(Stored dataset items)

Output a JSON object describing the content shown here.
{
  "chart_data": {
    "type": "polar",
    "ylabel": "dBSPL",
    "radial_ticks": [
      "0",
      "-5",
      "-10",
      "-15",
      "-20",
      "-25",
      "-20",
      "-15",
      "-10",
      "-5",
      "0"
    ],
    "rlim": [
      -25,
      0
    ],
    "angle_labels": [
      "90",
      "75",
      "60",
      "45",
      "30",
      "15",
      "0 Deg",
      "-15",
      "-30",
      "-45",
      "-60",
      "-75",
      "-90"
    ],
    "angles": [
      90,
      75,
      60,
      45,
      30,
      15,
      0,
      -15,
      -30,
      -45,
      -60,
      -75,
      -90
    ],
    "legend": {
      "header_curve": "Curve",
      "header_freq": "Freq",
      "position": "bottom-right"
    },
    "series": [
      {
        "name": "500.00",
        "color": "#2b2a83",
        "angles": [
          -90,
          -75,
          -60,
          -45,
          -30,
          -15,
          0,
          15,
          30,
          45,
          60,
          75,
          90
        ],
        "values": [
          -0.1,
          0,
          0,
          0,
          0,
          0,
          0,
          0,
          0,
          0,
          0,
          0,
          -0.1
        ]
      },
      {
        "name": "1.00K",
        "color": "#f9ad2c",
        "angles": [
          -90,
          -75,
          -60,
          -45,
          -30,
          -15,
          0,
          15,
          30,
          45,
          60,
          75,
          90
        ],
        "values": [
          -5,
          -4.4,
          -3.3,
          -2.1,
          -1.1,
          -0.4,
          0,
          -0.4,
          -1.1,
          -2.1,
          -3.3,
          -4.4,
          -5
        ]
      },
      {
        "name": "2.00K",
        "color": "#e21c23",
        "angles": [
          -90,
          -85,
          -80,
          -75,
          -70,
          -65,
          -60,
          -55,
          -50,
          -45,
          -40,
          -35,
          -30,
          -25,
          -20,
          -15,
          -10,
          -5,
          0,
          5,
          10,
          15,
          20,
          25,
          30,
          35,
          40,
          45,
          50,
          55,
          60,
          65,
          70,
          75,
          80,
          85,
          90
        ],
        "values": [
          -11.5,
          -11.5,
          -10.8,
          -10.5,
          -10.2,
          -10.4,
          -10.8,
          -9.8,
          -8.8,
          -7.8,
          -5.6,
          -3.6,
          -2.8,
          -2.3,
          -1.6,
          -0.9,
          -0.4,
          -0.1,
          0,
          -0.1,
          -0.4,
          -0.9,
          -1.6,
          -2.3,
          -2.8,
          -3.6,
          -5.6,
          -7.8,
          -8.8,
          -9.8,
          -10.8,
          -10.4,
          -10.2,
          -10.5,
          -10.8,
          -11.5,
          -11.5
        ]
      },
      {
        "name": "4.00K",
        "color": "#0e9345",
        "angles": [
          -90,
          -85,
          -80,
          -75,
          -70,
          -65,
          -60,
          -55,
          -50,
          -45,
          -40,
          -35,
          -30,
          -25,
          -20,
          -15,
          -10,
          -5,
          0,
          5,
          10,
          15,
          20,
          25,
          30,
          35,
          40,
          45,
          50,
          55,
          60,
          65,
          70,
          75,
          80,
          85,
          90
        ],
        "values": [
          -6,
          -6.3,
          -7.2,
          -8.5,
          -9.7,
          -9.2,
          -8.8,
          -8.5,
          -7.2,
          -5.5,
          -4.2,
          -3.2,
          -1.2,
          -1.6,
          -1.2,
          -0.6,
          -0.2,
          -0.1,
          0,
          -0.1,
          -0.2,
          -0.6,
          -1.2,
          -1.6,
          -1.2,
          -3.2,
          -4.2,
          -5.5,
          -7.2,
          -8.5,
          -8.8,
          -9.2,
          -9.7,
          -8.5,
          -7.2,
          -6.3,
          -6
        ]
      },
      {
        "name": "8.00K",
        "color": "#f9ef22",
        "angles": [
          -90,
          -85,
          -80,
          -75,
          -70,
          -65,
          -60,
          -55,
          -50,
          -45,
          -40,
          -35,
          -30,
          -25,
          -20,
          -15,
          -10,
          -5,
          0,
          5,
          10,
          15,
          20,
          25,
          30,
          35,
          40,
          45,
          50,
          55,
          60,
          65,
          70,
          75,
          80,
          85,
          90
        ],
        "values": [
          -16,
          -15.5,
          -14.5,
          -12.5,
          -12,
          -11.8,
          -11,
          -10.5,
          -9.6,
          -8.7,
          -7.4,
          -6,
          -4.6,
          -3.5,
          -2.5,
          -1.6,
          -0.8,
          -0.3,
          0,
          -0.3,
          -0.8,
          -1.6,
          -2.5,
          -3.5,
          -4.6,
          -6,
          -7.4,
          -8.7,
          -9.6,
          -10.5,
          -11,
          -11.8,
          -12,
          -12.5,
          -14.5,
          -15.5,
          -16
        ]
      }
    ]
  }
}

*Exercise prompt*:
Write out all the data again, exactly as it appears.

*Exercise output*:
Output a JSON object describing the content shown here.
{
  "chart_data": {
    "type": "polar",
    "ylabel": "dBSPL",
    "radial_ticks": [
      "0",
      "-5",
      "-10",
      "-15",
      "-20",
      "-25",
      "-20",
      "-15",
      "-10",
      "-5",
      "0"
    ],
    "rlim": [
      -25,
      0
    ],
    "angle_labels": [
      "90",
      "75",
      "60",
      "45",
      "30",
      "15",
      "0 Deg",
      "-15",
      "-30",
      "-45",
      "-60",
      "-75",
      "-90"
    ],
    "angles": [
      90,
      75,
      60,
      45,
      30,
      15,
      0,
      -15,
      -30,
      -45,
      -60,
      -75,
      -90
    ],
    "legend": {
      "header_curve": "Curve",
      "header_freq": "Freq",
      "position": "bottom-right"
    },
    "series": [
      {
        "name": "500.00",
        "color": "#2b2a83",
        "angles": [
          -90,
          -75,
          -60,
          -45,
          -30,
          -15,
          0,
          15,
          30,
          45,
          60,
          75,
          90
        ],
        "values": [
          -0.1,
          0,
          0,
          0,
          0,
          0,
          0,
          0,
          0,
          0,
          0,
          0,
          -0.1
        ]
      },
      {
        "name": "1.00K",
        "color": "#f9ad2c",
        "angles": [
          -90,
          -75,
          -60,
          -45,
          -30,
          -15,
          0,
          15,
          30,
          45,
          60,
          75,
          90
        ],
        "values": [
          -5,
          -4.4,
          -3.3,
          -2.1,
          -1.1,
          -0.4,
          0,
          -0.4,
          -1.1,
          -2.1,
          -3.3,
          -4.4,
          -5
        ]
      },
      {
        "name": "2.00K",
        "color": "#e21c23",
        "angles": [
          -90,
          -85,
          -80,
          -75,
          -70,
          -65,
          -60,
          -55,
          -50,
          -45,
          -40,
          -35,
          -30,
          -25,
          -20,
          -15,
          -10,
          -5,
          0,
          5,
          10,
          15,
          20,
          25,
          30,
          35,
          40,
          45,
          50,
          55,
          60,
          65,
          70,
          75,
          80,
          85,
          90
        ],
        "values": [
          -11.5,
          -11.5,
          -10.8,
          -10.5,
          -10.2,
          -10.4,
          -10.8,
          -9.8,
          -8.8,
          -7.8,
          -5.6,
          -3.6,
          -2.8,
          -2.3,
          -1.6,
          -0.9,
          -0.4,
          -0.1,
          0,
          -0.1,
          -0.4,
          -0.9,
          -1.6,
          -2.3,
          -2.8,
          -3.6,
          -5.6,
          -7.8,
          -8.8,
          -9.8,
          -10.8,
          -10.4,
          -10.2,
          -10.5,
          -10.8,
          -11.5,
          -11.5
        ]
      },
      {
        "name": "4.00K",
        "color": "#0e9345",
        "angles": [
          -90,
          -85,
          -80,
          -75,
          -70,
          -65,
          -60,
          -55,
          -50,
          -45,
          -40,
          -35,
          -30,
          -25,
          -20,
          -15,
          -10,
          -5,
          0,
          5,
          10,
          15,
          20,
          25,
          30,
          35,
          40,
          45,
          50,
          55,
          60,
          65,
          70,
          75,
          80,
          85,
          90
        ],
        "values": [
          -6,
          -6.3,
          -7.2,
          -8.5,
          -9.7,
          -9.2,
          -8.8,
          -8.5,
          -7.2,
          -5.5,
          -4.2,
          -3.2,
          -1.2,
          -1.6,
          -1.2,
          -0.6,
          -0.2,
          -0.1,
          0,
          -0.1,
          -0.2,
          -0.6,
          -1.2,
          -1.6,
          -1.2,
          -3.2,
          -4.2,
          -5.5,
          -7.2,
          -8.5,
          -8.8,
          -9.2,
          -9.7,
          -8.5,
          -7.2,
          -6.3,
          -6
        ]
      },
      {
        "name": "8.00K",
        "color": "#f9ef22",
        "angles": [
          -90,
          -85,
          -80,
          -75,
          -70,
          -65,
          -60,
          -55,
          -50,
          -45,
          -40,
          -35,
          -30,
          -25,
          -20,
          -15,
          -10,
          -5,
          0,
          5,
          10,
          15,
          20,
          25,
          30,
          35,
          40,
          45,
          50,
          55,
          60,
          65,
          70,
          75,
          80,
          85,
          90
        ],
        "values": [
          -16,
          -15.5,
          -14.5,
          -12.5,
          -12,
          -11.8,
          -11,
          -10.5,
          -9.6,
          -8.7,
          -7.4,
          -6,
          -4.6,
          -3.5,
          -2.5,
          -1.6,
          -0.8,
          -0.3,
          0,
          -0.3,
          -0.8,
          -1.6,
          -2.5,
          -3.5,
          -4.6,
          -6,
          -7.4,
          -8.7,
          -9.6,
          -10.5,
          -11,
          -11.8,
          -12,
          -12.5,
          -14.5,
          -15.5,
          -16
        ]
      }
    ]
  }
}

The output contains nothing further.